**GIVEN EXERCISE**
Filter the records for lines holding the string "title".

**DATA SHOWN**
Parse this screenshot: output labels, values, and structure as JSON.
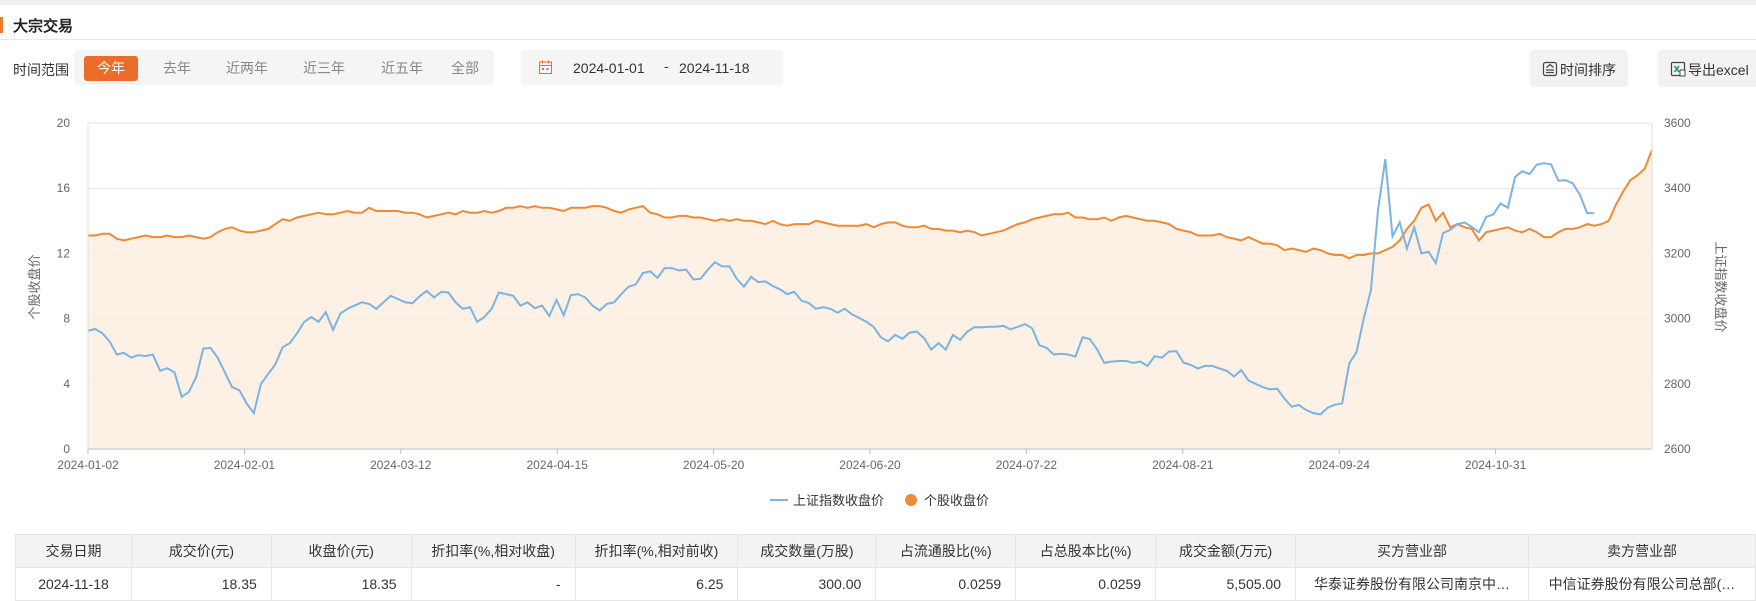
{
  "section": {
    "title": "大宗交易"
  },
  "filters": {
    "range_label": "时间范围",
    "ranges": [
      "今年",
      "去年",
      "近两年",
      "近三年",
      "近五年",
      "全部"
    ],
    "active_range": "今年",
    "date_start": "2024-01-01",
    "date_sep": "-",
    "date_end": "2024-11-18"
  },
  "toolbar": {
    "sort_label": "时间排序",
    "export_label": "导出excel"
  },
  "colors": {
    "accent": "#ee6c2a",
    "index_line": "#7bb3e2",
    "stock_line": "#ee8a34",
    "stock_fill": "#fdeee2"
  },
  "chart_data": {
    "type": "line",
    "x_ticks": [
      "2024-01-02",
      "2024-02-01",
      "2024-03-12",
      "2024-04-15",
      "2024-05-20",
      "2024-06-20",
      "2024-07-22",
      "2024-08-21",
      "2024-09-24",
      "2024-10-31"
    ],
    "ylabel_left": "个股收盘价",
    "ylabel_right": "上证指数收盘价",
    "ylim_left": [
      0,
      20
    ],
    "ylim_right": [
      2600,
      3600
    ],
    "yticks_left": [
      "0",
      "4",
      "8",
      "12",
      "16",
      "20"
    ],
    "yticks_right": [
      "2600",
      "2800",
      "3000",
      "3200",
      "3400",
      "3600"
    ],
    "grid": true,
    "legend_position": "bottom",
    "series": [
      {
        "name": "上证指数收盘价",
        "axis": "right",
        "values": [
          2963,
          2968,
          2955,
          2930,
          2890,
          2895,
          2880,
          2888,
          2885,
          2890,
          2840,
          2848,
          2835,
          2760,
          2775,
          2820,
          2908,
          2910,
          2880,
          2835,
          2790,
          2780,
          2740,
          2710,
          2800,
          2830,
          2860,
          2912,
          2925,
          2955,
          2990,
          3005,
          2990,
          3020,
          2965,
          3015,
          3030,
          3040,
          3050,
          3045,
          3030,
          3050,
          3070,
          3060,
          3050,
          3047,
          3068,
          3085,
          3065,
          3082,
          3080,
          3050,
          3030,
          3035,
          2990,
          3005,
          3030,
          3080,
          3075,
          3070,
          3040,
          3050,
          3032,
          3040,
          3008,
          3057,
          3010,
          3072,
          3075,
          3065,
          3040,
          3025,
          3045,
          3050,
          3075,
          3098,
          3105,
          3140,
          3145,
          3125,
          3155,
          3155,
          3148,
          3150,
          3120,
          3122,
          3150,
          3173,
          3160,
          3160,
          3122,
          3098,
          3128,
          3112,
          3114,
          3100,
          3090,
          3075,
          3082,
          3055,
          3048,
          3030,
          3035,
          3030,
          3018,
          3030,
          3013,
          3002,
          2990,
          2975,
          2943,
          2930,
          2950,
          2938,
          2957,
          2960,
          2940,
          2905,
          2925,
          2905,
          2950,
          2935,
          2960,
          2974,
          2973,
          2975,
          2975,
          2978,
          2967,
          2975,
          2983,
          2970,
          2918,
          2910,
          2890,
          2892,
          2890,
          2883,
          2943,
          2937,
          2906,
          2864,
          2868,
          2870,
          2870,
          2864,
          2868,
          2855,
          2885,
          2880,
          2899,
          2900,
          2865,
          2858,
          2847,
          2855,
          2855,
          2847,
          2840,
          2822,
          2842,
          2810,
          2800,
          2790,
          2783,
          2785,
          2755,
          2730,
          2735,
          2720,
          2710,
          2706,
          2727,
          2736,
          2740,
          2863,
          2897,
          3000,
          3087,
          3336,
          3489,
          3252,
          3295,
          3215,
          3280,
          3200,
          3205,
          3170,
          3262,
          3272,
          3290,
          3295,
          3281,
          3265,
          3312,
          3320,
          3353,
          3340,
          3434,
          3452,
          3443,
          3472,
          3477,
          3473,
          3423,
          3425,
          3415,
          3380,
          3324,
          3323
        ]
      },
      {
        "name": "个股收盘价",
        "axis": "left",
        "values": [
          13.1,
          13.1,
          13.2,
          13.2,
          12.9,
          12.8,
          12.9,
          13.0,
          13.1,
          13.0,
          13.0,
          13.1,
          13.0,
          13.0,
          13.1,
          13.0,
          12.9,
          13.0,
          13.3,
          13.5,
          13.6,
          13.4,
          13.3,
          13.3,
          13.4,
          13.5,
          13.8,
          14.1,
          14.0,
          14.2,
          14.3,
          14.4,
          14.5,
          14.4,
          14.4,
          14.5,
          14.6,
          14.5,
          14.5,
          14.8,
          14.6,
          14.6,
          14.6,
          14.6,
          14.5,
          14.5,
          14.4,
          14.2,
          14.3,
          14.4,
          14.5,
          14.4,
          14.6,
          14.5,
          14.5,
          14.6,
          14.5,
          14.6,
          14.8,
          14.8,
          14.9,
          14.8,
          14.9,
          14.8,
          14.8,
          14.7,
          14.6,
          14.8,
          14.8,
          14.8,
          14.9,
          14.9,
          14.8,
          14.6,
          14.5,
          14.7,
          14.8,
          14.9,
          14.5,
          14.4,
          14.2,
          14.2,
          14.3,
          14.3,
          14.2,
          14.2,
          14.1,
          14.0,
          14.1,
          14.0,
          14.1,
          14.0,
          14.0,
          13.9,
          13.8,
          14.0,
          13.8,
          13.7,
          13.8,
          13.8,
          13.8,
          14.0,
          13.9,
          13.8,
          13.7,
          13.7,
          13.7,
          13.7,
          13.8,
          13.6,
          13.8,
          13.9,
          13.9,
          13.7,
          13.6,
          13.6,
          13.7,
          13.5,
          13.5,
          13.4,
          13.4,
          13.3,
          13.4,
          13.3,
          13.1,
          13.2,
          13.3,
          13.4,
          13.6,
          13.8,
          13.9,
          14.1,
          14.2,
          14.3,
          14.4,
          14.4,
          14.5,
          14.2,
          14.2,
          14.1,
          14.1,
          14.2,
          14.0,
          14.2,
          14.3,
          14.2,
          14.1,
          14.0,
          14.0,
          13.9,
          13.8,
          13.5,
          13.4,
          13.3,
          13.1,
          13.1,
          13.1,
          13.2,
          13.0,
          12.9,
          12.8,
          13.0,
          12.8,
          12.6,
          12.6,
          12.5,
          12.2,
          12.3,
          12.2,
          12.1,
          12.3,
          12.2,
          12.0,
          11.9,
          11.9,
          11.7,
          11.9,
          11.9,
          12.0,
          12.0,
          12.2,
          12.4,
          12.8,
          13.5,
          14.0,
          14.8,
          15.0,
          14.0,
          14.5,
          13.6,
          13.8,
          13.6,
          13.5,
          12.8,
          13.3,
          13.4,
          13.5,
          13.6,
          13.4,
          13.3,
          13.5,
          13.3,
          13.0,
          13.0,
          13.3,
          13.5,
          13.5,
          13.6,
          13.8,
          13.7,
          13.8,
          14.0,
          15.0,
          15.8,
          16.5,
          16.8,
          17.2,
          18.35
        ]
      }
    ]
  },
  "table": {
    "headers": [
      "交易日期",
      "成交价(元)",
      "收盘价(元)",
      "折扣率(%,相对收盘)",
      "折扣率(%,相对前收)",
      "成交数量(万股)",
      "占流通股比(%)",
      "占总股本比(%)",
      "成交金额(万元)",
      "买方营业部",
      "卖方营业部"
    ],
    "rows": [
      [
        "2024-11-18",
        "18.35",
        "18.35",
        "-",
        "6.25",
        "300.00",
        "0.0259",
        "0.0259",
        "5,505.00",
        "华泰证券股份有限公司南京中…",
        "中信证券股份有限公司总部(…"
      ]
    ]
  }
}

==

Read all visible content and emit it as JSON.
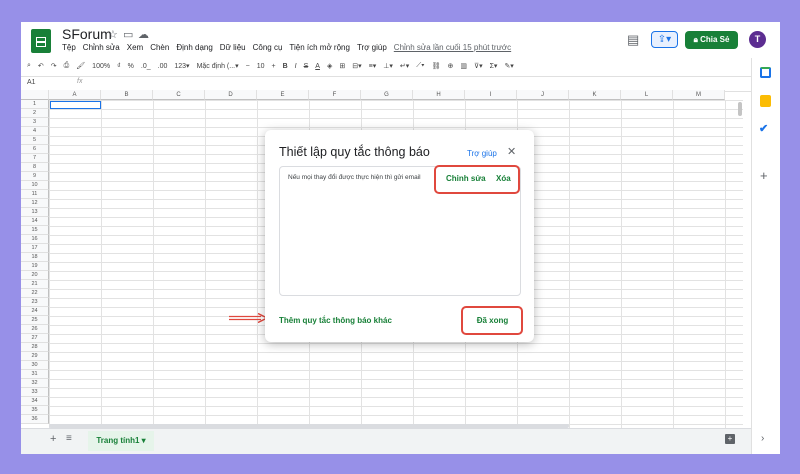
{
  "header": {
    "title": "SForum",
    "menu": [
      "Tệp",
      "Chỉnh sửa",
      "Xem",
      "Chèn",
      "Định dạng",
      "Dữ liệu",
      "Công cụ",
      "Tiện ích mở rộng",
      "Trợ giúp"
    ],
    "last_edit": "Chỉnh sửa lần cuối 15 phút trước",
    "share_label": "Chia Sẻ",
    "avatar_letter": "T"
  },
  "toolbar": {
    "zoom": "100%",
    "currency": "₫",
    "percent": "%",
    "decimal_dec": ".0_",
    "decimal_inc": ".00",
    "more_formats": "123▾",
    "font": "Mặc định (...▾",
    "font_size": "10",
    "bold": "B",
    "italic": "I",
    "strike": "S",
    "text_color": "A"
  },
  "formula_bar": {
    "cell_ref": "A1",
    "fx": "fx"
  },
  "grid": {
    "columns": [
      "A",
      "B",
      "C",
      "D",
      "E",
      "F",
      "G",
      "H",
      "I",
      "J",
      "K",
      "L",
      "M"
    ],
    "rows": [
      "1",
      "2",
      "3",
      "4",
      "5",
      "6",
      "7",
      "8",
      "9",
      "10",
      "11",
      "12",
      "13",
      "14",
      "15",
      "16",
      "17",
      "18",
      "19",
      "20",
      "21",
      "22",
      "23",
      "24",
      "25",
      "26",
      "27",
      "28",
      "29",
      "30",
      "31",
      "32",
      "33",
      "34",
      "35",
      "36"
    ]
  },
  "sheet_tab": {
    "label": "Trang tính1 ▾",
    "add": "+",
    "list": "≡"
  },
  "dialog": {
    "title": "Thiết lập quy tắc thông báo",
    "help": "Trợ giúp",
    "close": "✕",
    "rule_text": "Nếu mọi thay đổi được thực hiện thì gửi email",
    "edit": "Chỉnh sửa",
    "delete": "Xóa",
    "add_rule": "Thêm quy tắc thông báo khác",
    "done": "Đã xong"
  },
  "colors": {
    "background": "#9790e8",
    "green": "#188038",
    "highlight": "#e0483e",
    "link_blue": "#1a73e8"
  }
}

**SOLUTION BELOW**
    "title": "大宗交易"
    "title": "SForum",
    "title": "Thiết lập quy tắc thông báo",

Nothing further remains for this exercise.